** START INPUT RECORDS **

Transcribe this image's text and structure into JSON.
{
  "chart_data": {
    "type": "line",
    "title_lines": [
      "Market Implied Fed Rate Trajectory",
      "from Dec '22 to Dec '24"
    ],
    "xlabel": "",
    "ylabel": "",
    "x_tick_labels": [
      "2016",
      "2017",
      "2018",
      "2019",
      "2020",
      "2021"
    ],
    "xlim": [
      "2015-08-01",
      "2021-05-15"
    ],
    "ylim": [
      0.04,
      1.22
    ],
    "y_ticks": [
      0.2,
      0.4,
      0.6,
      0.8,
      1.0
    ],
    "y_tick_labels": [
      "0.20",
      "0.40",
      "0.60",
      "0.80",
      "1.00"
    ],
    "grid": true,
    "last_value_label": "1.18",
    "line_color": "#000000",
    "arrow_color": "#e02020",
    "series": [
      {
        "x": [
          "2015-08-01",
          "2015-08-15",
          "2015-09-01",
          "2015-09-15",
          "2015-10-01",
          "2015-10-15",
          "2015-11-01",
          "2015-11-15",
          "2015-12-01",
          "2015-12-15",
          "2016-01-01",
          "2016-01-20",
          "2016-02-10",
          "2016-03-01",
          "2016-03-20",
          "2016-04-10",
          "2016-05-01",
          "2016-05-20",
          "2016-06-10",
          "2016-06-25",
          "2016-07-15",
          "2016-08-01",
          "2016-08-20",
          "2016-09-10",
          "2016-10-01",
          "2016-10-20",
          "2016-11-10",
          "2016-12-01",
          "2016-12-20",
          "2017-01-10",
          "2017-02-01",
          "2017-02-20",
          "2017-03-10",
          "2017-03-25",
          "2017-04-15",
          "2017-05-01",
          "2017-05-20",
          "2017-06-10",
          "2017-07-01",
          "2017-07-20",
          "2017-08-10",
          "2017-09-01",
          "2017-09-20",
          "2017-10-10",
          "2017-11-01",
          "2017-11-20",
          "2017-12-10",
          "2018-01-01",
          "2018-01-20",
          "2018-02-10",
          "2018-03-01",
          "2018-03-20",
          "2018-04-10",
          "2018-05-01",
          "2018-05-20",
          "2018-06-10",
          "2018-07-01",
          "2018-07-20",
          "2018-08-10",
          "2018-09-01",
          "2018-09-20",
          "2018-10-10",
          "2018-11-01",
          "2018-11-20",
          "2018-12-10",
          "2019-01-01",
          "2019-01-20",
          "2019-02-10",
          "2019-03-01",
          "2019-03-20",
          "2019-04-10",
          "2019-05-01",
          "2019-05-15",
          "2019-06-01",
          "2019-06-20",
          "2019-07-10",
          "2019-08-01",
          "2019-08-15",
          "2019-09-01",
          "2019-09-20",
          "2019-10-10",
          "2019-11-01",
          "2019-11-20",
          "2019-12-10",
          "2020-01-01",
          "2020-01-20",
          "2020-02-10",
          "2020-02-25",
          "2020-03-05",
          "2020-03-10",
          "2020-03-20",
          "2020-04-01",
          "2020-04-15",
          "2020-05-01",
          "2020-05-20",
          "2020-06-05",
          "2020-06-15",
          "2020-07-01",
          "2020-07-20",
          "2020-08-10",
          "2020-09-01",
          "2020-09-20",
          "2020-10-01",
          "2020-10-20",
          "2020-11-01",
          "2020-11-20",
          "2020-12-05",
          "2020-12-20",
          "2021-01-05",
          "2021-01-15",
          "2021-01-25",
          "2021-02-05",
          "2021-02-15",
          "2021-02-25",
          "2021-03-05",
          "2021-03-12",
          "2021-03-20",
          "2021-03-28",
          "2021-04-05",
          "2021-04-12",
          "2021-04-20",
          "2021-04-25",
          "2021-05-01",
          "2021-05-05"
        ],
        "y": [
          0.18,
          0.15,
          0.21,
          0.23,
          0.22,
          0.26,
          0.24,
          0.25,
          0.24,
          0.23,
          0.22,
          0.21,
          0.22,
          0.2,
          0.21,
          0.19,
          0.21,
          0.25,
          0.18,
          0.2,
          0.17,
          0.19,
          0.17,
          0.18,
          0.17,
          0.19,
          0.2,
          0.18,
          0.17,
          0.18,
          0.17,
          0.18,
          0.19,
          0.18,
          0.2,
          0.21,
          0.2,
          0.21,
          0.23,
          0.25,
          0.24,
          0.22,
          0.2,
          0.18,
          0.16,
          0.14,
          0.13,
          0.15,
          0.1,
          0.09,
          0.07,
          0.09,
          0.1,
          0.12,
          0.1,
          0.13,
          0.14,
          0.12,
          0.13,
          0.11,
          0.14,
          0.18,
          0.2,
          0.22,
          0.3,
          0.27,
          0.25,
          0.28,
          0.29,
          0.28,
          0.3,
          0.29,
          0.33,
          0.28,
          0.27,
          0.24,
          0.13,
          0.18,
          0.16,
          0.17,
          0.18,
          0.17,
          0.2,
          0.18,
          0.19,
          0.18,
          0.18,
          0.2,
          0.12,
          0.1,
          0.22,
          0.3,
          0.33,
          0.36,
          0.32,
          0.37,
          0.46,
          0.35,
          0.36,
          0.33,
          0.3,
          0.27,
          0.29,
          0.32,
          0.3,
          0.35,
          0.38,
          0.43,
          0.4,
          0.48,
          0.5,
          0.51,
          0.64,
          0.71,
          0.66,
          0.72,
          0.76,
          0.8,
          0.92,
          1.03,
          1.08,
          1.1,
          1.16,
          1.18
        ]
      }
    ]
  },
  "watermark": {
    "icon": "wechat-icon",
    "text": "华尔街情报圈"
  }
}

** END INPUT RECORDS **

▶ **WRITTEN INSTRUCTION**
Pull out every line in the material above where "text" occurs.

▶ **SOLUTION TO THIS PROBLEM**
Transcribe this image's text and structure into JSON.
    "text": "华尔街情报圈"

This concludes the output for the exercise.